* [Given exercise] Write out the entries verbatim and leave the images out of the copy.

* [Task input]
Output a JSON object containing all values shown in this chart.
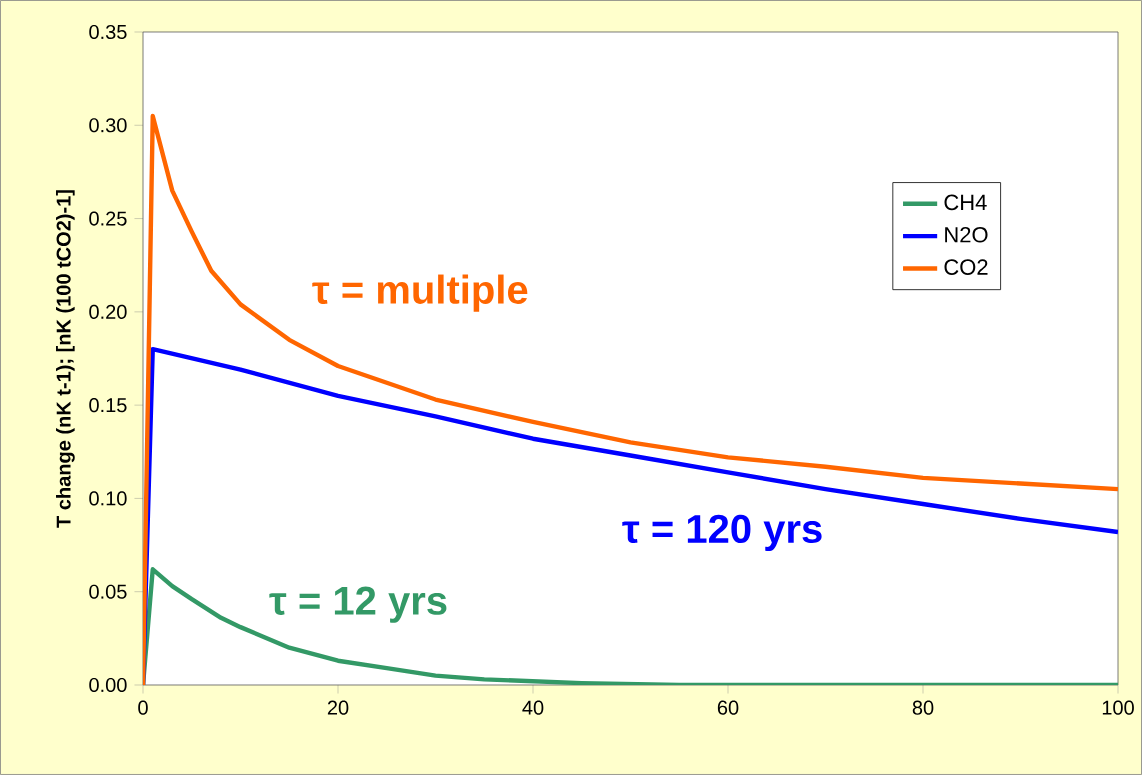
{
  "chart_data": {
    "type": "line",
    "ylabel": "T change (nK t-1); [nK (100 tCO2)-1]",
    "xlim": [
      0,
      100
    ],
    "xticks": [
      0,
      20,
      40,
      60,
      80,
      100
    ],
    "ylim": [
      0,
      0.35
    ],
    "yticks": [
      {
        "value": 0,
        "label": "0.00"
      },
      {
        "value": 0.05,
        "label": "0.05"
      },
      {
        "value": 0.1,
        "label": "0.10"
      },
      {
        "value": 0.15,
        "label": "0.15"
      },
      {
        "value": 0.2,
        "label": "0.20"
      },
      {
        "value": 0.25,
        "label": "0.25"
      },
      {
        "value": 0.3,
        "label": "0.30"
      },
      {
        "value": 0.35,
        "label": "0.35"
      }
    ],
    "legend": "top right",
    "series": [
      {
        "name": "CH4",
        "color": "#339966",
        "x": [
          0,
          1,
          3,
          5,
          8,
          10,
          15,
          20,
          25,
          30,
          35,
          40,
          45,
          55,
          100
        ],
        "values": [
          0,
          0.062,
          0.053,
          0.046,
          0.036,
          0.031,
          0.02,
          0.013,
          0.009,
          0.005,
          0.003,
          0.002,
          0.001,
          0,
          0
        ]
      },
      {
        "name": "N2O",
        "color": "#0000ff",
        "x": [
          0,
          1,
          10,
          20,
          30,
          40,
          50,
          60,
          70,
          80,
          90,
          100
        ],
        "values": [
          0,
          0.18,
          0.169,
          0.155,
          0.144,
          0.132,
          0.123,
          0.114,
          0.105,
          0.097,
          0.089,
          0.082
        ]
      },
      {
        "name": "CO2",
        "color": "#ff6600",
        "x": [
          0,
          1,
          3,
          5,
          7,
          10,
          15,
          20,
          30,
          40,
          50,
          60,
          70,
          80,
          90,
          100
        ],
        "values": [
          0,
          0.305,
          0.265,
          0.243,
          0.222,
          0.204,
          0.185,
          0.171,
          0.153,
          0.141,
          0.13,
          0.122,
          0.117,
          0.111,
          0.108,
          0.105
        ]
      }
    ],
    "annotations": [
      "τ = 12 yrs",
      "τ = 120 yrs",
      "τ =  multiple"
    ]
  }
}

* [Result of the exercise]
Output a JSON object containing all values shown in this chart.
{
  "chart_data": {
    "type": "line",
    "ylabel": "T change (nK t-1); [nK (100 tCO2)-1]",
    "xlim": [
      0,
      100
    ],
    "xticks": [
      0,
      20,
      40,
      60,
      80,
      100
    ],
    "ylim": [
      0,
      0.35
    ],
    "yticks": [
      {
        "value": 0,
        "label": "0.00"
      },
      {
        "value": 0.05,
        "label": "0.05"
      },
      {
        "value": 0.1,
        "label": "0.10"
      },
      {
        "value": 0.15,
        "label": "0.15"
      },
      {
        "value": 0.2,
        "label": "0.20"
      },
      {
        "value": 0.25,
        "label": "0.25"
      },
      {
        "value": 0.3,
        "label": "0.30"
      },
      {
        "value": 0.35,
        "label": "0.35"
      }
    ],
    "legend": "top right",
    "series": [
      {
        "name": "CH4",
        "color": "#339966",
        "x": [
          0,
          1,
          3,
          5,
          8,
          10,
          15,
          20,
          25,
          30,
          35,
          40,
          45,
          55,
          100
        ],
        "values": [
          0,
          0.062,
          0.053,
          0.046,
          0.036,
          0.031,
          0.02,
          0.013,
          0.009,
          0.005,
          0.003,
          0.002,
          0.001,
          0,
          0
        ]
      },
      {
        "name": "N2O",
        "color": "#0000ff",
        "x": [
          0,
          1,
          10,
          20,
          30,
          40,
          50,
          60,
          70,
          80,
          90,
          100
        ],
        "values": [
          0,
          0.18,
          0.169,
          0.155,
          0.144,
          0.132,
          0.123,
          0.114,
          0.105,
          0.097,
          0.089,
          0.082
        ]
      },
      {
        "name": "CO2",
        "color": "#ff6600",
        "x": [
          0,
          1,
          3,
          5,
          7,
          10,
          15,
          20,
          30,
          40,
          50,
          60,
          70,
          80,
          90,
          100
        ],
        "values": [
          0,
          0.305,
          0.265,
          0.243,
          0.222,
          0.204,
          0.185,
          0.171,
          0.153,
          0.141,
          0.13,
          0.122,
          0.117,
          0.111,
          0.108,
          0.105
        ]
      }
    ],
    "annotations": [
      "τ = 12 yrs",
      "τ = 120 yrs",
      "τ =  multiple"
    ]
  }
}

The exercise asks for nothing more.